____ Task data

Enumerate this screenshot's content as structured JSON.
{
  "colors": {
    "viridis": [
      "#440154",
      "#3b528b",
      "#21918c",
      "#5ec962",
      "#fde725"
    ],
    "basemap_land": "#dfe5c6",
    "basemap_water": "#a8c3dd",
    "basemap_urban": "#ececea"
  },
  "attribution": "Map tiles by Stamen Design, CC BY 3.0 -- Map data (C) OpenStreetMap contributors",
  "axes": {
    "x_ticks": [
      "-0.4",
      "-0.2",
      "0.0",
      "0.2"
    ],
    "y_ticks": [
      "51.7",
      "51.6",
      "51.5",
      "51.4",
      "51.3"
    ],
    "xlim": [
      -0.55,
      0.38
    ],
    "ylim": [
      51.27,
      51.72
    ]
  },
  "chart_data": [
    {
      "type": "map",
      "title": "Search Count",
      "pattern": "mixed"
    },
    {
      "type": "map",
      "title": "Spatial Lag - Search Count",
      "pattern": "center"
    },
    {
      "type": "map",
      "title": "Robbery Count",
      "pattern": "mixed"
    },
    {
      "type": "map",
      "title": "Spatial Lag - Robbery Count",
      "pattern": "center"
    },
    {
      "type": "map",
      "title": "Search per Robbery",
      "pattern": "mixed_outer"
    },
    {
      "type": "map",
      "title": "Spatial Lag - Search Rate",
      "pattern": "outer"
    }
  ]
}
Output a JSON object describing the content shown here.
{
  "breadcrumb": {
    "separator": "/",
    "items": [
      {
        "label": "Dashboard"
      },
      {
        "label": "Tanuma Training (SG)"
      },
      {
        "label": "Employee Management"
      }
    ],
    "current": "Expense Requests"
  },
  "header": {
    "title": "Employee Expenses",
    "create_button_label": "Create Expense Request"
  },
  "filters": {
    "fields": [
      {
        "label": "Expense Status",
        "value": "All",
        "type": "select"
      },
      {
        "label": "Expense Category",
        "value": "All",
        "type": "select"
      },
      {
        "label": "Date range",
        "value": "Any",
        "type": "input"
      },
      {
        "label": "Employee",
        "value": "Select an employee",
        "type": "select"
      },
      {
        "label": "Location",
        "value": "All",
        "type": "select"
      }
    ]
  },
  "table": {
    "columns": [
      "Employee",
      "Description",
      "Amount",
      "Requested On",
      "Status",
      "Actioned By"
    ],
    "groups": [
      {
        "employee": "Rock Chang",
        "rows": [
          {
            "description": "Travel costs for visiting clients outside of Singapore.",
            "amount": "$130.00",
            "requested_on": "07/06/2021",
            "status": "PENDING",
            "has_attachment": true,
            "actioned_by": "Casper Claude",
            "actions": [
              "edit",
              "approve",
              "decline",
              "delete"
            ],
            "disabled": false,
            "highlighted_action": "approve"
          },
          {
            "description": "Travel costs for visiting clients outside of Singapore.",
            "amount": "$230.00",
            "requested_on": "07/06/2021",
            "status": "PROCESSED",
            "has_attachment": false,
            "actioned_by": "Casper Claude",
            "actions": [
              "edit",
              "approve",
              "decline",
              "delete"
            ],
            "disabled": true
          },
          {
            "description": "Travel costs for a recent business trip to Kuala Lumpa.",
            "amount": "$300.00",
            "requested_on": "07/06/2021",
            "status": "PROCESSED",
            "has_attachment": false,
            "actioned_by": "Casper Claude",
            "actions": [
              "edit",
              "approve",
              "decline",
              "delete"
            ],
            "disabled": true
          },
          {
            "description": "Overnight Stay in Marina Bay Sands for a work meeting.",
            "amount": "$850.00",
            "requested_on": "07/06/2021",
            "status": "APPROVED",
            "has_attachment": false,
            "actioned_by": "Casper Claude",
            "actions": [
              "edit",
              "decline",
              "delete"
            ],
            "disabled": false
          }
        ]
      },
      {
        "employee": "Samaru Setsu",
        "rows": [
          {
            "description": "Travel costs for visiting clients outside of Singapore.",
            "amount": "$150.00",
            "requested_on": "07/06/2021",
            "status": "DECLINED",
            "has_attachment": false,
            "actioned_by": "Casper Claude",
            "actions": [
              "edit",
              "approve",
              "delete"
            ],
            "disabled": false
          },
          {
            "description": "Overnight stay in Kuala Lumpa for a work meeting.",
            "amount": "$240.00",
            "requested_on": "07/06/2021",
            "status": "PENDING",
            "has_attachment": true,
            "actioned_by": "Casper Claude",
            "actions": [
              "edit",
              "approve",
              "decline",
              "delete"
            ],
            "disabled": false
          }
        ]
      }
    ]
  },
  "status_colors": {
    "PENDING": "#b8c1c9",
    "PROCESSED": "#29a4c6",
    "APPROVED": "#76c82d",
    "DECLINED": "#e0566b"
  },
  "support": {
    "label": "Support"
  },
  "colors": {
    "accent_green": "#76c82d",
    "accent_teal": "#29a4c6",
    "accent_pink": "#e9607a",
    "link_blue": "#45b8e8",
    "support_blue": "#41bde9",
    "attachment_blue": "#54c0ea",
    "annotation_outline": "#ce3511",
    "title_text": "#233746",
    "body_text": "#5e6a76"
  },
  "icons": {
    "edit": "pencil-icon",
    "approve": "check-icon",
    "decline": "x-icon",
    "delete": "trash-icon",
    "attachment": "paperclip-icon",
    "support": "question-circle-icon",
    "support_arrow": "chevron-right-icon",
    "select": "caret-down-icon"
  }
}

________

▶ [Stated task]: Could you quote the material above in full, exactly as it stands?

▶ [Answer to the exercise]:
Enumerate this screenshot's content as structured JSON.
{
  "colors": {
    "viridis": [
      "#440154",
      "#3b528b",
      "#21918c",
      "#5ec962",
      "#fde725"
    ],
    "basemap_land": "#dfe5c6",
    "basemap_water": "#a8c3dd",
    "basemap_urban": "#ececea"
  },
  "attribution": "Map tiles by Stamen Design, CC BY 3.0 -- Map data (C) OpenStreetMap contributors",
  "axes": {
    "x_ticks": [
      "-0.4",
      "-0.2",
      "0.0",
      "0.2"
    ],
    "y_ticks": [
      "51.7",
      "51.6",
      "51.5",
      "51.4",
      "51.3"
    ],
    "xlim": [
      -0.55,
      0.38
    ],
    "ylim": [
      51.27,
      51.72
    ]
  },
  "chart_data": [
    {
      "type": "map",
      "title": "Search Count",
      "pattern": "mixed"
    },
    {
      "type": "map",
      "title": "Spatial Lag - Search Count",
      "pattern": "center"
    },
    {
      "type": "map",
      "title": "Robbery Count",
      "pattern": "mixed"
    },
    {
      "type": "map",
      "title": "Spatial Lag - Robbery Count",
      "pattern": "center"
    },
    {
      "type": "map",
      "title": "Search per Robbery",
      "pattern": "mixed_outer"
    },
    {
      "type": "map",
      "title": "Spatial Lag - Search Rate",
      "pattern": "outer"
    }
  ]
}
Output a JSON object describing the content shown here.
{
  "breadcrumb": {
    "separator": "/",
    "items": [
      {
        "label": "Dashboard"
      },
      {
        "label": "Tanuma Training (SG)"
      },
      {
        "label": "Employee Management"
      }
    ],
    "current": "Expense Requests"
  },
  "header": {
    "title": "Employee Expenses",
    "create_button_label": "Create Expense Request"
  },
  "filters": {
    "fields": [
      {
        "label": "Expense Status",
        "value": "All",
        "type": "select"
      },
      {
        "label": "Expense Category",
        "value": "All",
        "type": "select"
      },
      {
        "label": "Date range",
        "value": "Any",
        "type": "input"
      },
      {
        "label": "Employee",
        "value": "Select an employee",
        "type": "select"
      },
      {
        "label": "Location",
        "value": "All",
        "type": "select"
      }
    ]
  },
  "table": {
    "columns": [
      "Employee",
      "Description",
      "Amount",
      "Requested On",
      "Status",
      "Actioned By"
    ],
    "groups": [
      {
        "employee": "Rock Chang",
        "rows": [
          {
            "description": "Travel costs for visiting clients outside of Singapore.",
            "amount": "$130.00",
            "requested_on": "07/06/2021",
            "status": "PENDING",
            "has_attachment": true,
            "actioned_by": "Casper Claude",
            "actions": [
              "edit",
              "approve",
              "decline",
              "delete"
            ],
            "disabled": false,
            "highlighted_action": "approve"
          },
          {
            "description": "Travel costs for visiting clients outside of Singapore.",
            "amount": "$230.00",
            "requested_on": "07/06/2021",
            "status": "PROCESSED",
            "has_attachment": false,
            "actioned_by": "Casper Claude",
            "actions": [
              "edit",
              "approve",
              "decline",
              "delete"
            ],
            "disabled": true
          },
          {
            "description": "Travel costs for a recent business trip to Kuala Lumpa.",
            "amount": "$300.00",
            "requested_on": "07/06/2021",
            "status": "PROCESSED",
            "has_attachment": false,
            "actioned_by": "Casper Claude",
            "actions": [
              "edit",
              "approve",
              "decline",
              "delete"
            ],
            "disabled": true
          },
          {
            "description": "Overnight Stay in Marina Bay Sands for a work meeting.",
            "amount": "$850.00",
            "requested_on": "07/06/2021",
            "status": "APPROVED",
            "has_attachment": false,
            "actioned_by": "Casper Claude",
            "actions": [
              "edit",
              "decline",
              "delete"
            ],
            "disabled": false
          }
        ]
      },
      {
        "employee": "Samaru Setsu",
        "rows": [
          {
            "description": "Travel costs for visiting clients outside of Singapore.",
            "amount": "$150.00",
            "requested_on": "07/06/2021",
            "status": "DECLINED",
            "has_attachment": false,
            "actioned_by": "Casper Claude",
            "actions": [
              "edit",
              "approve",
              "delete"
            ],
            "disabled": false
          },
          {
            "description": "Overnight stay in Kuala Lumpa for a work meeting.",
            "amount": "$240.00",
            "requested_on": "07/06/2021",
            "status": "PENDING",
            "has_attachment": true,
            "actioned_by": "Casper Claude",
            "actions": [
              "edit",
              "approve",
              "decline",
              "delete"
            ],
            "disabled": false
          }
        ]
      }
    ]
  },
  "status_colors": {
    "PENDING": "#b8c1c9",
    "PROCESSED": "#29a4c6",
    "APPROVED": "#76c82d",
    "DECLINED": "#e0566b"
  },
  "support": {
    "label": "Support"
  },
  "colors": {
    "accent_green": "#76c82d",
    "accent_teal": "#29a4c6",
    "accent_pink": "#e9607a",
    "link_blue": "#45b8e8",
    "support_blue": "#41bde9",
    "attachment_blue": "#54c0ea",
    "annotation_outline": "#ce3511",
    "title_text": "#233746",
    "body_text": "#5e6a76"
  },
  "icons": {
    "edit": "pencil-icon",
    "approve": "check-icon",
    "decline": "x-icon",
    "delete": "trash-icon",
    "attachment": "paperclip-icon",
    "support": "question-circle-icon",
    "support_arrow": "chevron-right-icon",
    "select": "caret-down-icon"
  }
}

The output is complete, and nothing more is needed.